Stored items from a collection
'''

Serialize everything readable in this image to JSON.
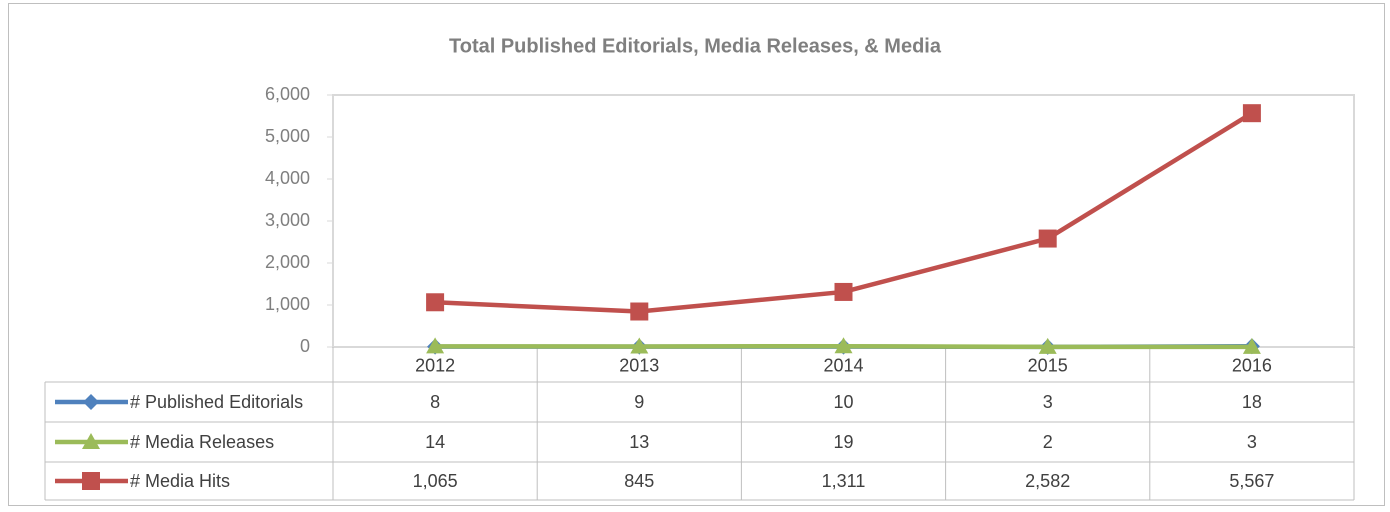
{
  "chart_data": {
    "type": "line",
    "title": "Total Published Editorials, Media Releases, & Media",
    "categories": [
      "2012",
      "2013",
      "2014",
      "2015",
      "2016"
    ],
    "series": [
      {
        "name": "# Published Editorials",
        "color": "#4f81bd",
        "marker": "diamond",
        "values": [
          8,
          9,
          10,
          3,
          18
        ]
      },
      {
        "name": "# Media Releases",
        "color": "#9bbb59",
        "marker": "triangle",
        "values": [
          14,
          13,
          19,
          2,
          3
        ]
      },
      {
        "name": "# Media Hits",
        "color": "#c0504d",
        "marker": "square",
        "values": [
          1065,
          845,
          1311,
          2582,
          5567
        ],
        "value_labels": [
          "1,065",
          "845",
          "1,311",
          "2,582",
          "5,567"
        ]
      }
    ],
    "ylim": [
      0,
      6000
    ],
    "yticks": [
      0,
      {
        "value": 1000,
        "label": "1,000"
      },
      {
        "value": 2000,
        "label": "2,000"
      },
      {
        "value": 3000,
        "label": "3,000"
      },
      {
        "value": 4000,
        "label": "4,000"
      },
      {
        "value": 5000,
        "label": "5,000"
      },
      {
        "value": 6000,
        "label": "6,000"
      }
    ],
    "grid": false
  }
}
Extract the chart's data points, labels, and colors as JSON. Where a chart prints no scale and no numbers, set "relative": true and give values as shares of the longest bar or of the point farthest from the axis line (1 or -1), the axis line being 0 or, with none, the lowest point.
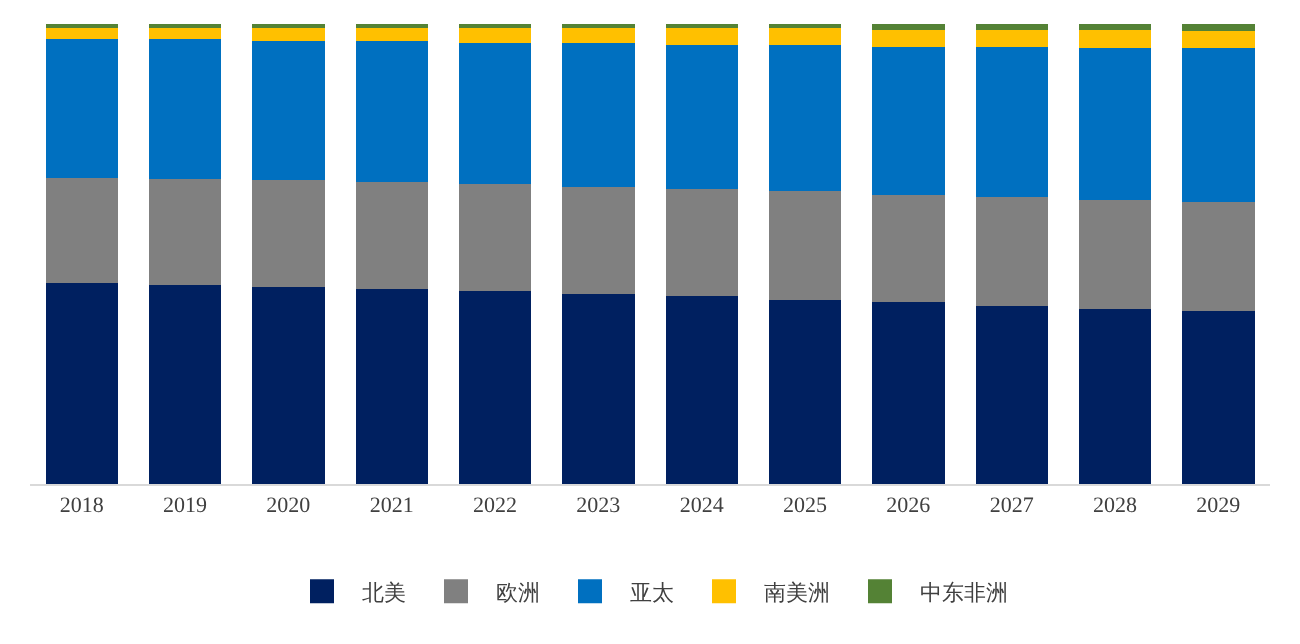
{
  "chart_data": {
    "type": "bar",
    "stacked": true,
    "relative": true,
    "legend": "bottom",
    "categories": [
      "2018",
      "2019",
      "2020",
      "2021",
      "2022",
      "2023",
      "2024",
      "2025",
      "2026",
      "2027",
      "2028",
      "2029"
    ],
    "series": [
      {
        "name": "北美",
        "color": "#002060",
        "values": [
          0.437,
          0.433,
          0.429,
          0.424,
          0.42,
          0.412,
          0.408,
          0.4,
          0.396,
          0.388,
          0.38,
          0.376
        ]
      },
      {
        "name": "欧洲",
        "color": "#808080",
        "values": [
          0.229,
          0.229,
          0.232,
          0.233,
          0.233,
          0.233,
          0.233,
          0.237,
          0.233,
          0.237,
          0.237,
          0.237
        ]
      },
      {
        "name": "亚太",
        "color": "#0070c0",
        "values": [
          0.302,
          0.306,
          0.302,
          0.306,
          0.306,
          0.314,
          0.314,
          0.318,
          0.322,
          0.326,
          0.33,
          0.334
        ]
      },
      {
        "name": "南美洲",
        "color": "#ffc000",
        "values": [
          0.024,
          0.024,
          0.029,
          0.029,
          0.033,
          0.033,
          0.037,
          0.037,
          0.037,
          0.037,
          0.041,
          0.037
        ]
      },
      {
        "name": "中东非洲",
        "color": "#548235",
        "values": [
          0.008,
          0.008,
          0.008,
          0.008,
          0.008,
          0.008,
          0.008,
          0.008,
          0.012,
          0.012,
          0.012,
          0.016
        ]
      }
    ]
  }
}
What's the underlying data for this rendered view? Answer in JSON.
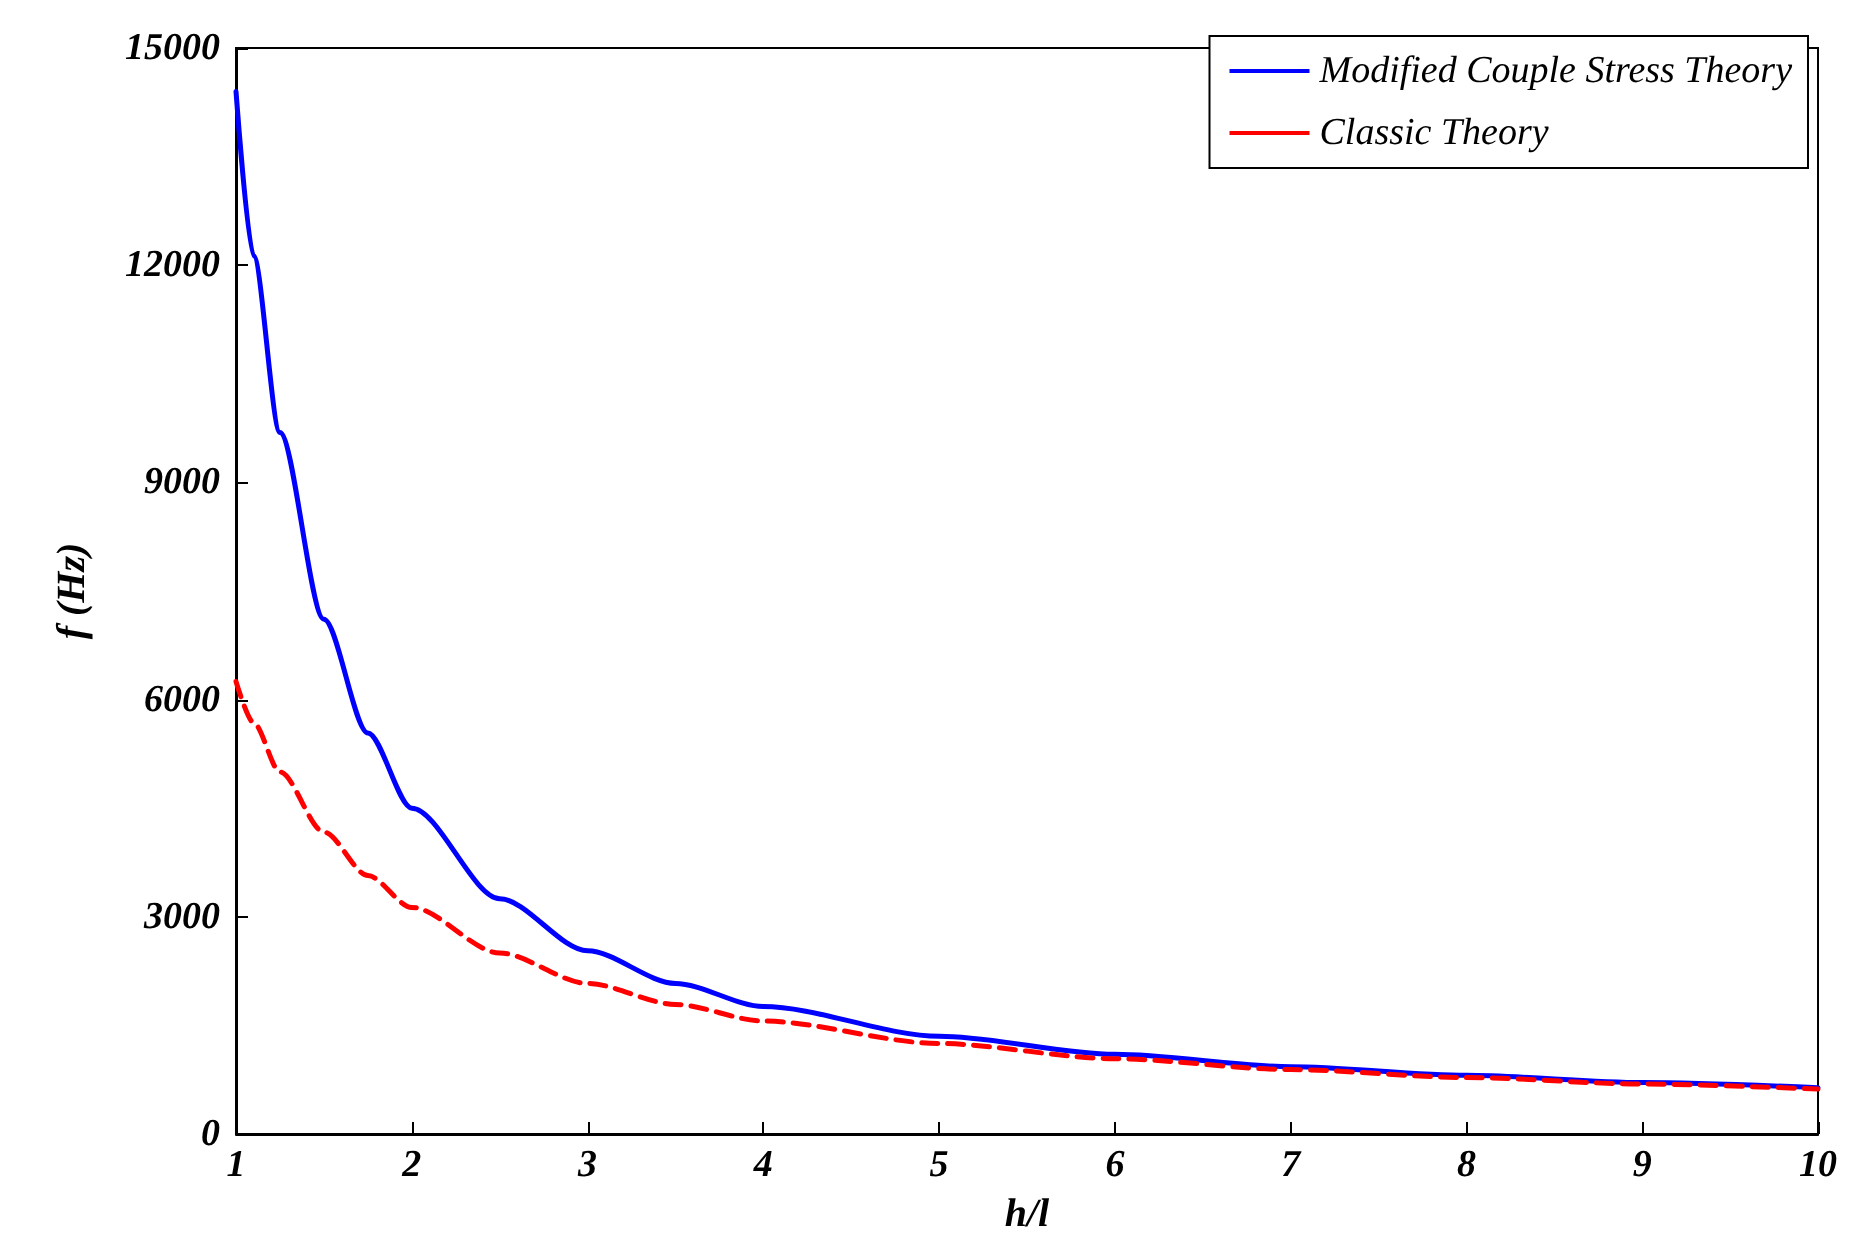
{
  "chart_data": {
    "type": "line",
    "xlabel": "h/l",
    "ylabel": "f (Hz)",
    "xlim": [
      1,
      10
    ],
    "xticks": [
      1,
      2,
      3,
      4,
      5,
      6,
      7,
      8,
      9,
      10
    ],
    "ylim": [
      0,
      15000
    ],
    "yticks": [
      0,
      3000,
      6000,
      9000,
      12000,
      15000
    ],
    "grid": false,
    "legend": "top right",
    "marker": "none",
    "x": [
      1,
      1.1,
      1.25,
      1.5,
      1.75,
      2,
      2.5,
      3,
      3.5,
      4,
      5,
      6,
      7,
      8,
      9,
      10
    ],
    "series": [
      {
        "name": "Modified Couple Stress Theory",
        "color": "#0000ff",
        "line_style": "solid",
        "values": [
          14400,
          12130,
          9690,
          7110,
          5540,
          4500,
          3250,
          2530,
          2080,
          1760,
          1350,
          1100,
          930,
          810,
          710,
          640
        ]
      },
      {
        "name": "Classic Theory",
        "color": "#ff0000",
        "line_style": "dashed",
        "values": [
          6250,
          5680,
          5000,
          4170,
          3570,
          3130,
          2500,
          2080,
          1790,
          1560,
          1250,
          1040,
          890,
          780,
          690,
          620
        ]
      }
    ]
  }
}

'''

List all lines in the material containing the string "Published".

    "title": "Total Published Editorials, Media Releases, & Media",
        "name": "# Published Editorials",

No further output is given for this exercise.